Problem> Report how many lines of the entries below contain the word "Islamic", and nothing more.

Input rows>
════════════════════
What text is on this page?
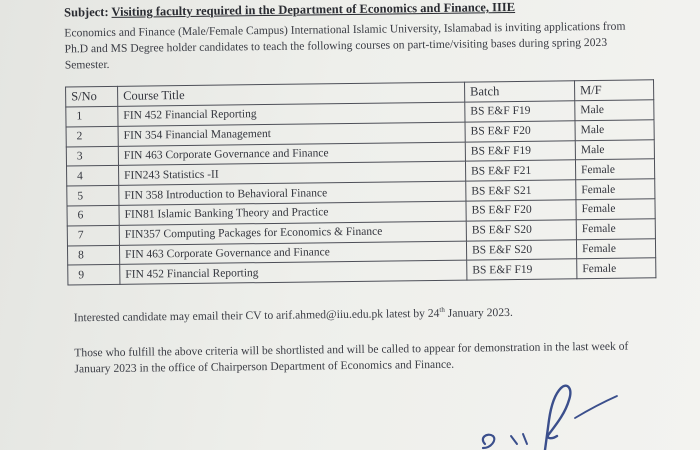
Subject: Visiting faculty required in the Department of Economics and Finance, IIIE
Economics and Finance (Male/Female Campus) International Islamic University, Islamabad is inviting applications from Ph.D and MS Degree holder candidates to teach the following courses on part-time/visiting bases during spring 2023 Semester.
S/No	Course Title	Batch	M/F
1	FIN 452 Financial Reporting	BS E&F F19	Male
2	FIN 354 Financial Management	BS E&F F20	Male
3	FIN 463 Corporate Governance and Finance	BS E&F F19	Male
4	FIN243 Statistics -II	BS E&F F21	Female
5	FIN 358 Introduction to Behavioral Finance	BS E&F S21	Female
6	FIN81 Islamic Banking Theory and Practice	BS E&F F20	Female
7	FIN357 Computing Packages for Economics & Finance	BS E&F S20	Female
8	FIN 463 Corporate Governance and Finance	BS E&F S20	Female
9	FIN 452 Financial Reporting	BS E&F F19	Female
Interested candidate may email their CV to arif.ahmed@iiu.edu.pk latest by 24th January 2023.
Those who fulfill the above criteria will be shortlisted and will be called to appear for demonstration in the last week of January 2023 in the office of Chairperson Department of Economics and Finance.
════════════════════
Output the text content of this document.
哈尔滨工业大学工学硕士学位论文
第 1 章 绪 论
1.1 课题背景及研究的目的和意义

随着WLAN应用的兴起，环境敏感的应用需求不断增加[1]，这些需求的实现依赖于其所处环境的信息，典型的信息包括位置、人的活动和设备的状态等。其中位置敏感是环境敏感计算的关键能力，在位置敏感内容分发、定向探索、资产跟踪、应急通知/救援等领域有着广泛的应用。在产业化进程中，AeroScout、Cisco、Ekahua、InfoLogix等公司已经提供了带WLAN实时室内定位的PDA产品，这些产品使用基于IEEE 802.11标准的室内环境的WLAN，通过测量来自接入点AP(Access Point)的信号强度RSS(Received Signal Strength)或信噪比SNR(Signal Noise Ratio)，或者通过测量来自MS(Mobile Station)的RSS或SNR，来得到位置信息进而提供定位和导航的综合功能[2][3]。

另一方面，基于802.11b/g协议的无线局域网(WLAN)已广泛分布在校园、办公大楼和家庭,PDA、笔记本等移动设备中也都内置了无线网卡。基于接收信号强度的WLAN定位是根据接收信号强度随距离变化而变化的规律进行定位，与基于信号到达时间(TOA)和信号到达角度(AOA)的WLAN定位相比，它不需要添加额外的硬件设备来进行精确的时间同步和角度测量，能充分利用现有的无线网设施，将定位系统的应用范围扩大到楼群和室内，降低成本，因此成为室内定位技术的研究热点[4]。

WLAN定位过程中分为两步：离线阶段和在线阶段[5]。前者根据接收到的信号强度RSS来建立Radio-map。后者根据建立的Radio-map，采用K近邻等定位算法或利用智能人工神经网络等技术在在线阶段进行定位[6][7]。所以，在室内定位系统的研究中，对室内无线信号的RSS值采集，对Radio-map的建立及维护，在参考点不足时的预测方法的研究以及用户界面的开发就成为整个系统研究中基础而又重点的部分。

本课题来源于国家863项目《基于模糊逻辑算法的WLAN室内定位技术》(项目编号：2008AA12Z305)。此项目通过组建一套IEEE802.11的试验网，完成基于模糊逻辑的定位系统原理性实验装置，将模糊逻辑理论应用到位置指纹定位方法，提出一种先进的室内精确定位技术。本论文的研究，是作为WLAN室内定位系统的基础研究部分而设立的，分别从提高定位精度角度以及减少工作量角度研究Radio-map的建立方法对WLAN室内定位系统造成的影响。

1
════════════════════
Response to this exercise> 2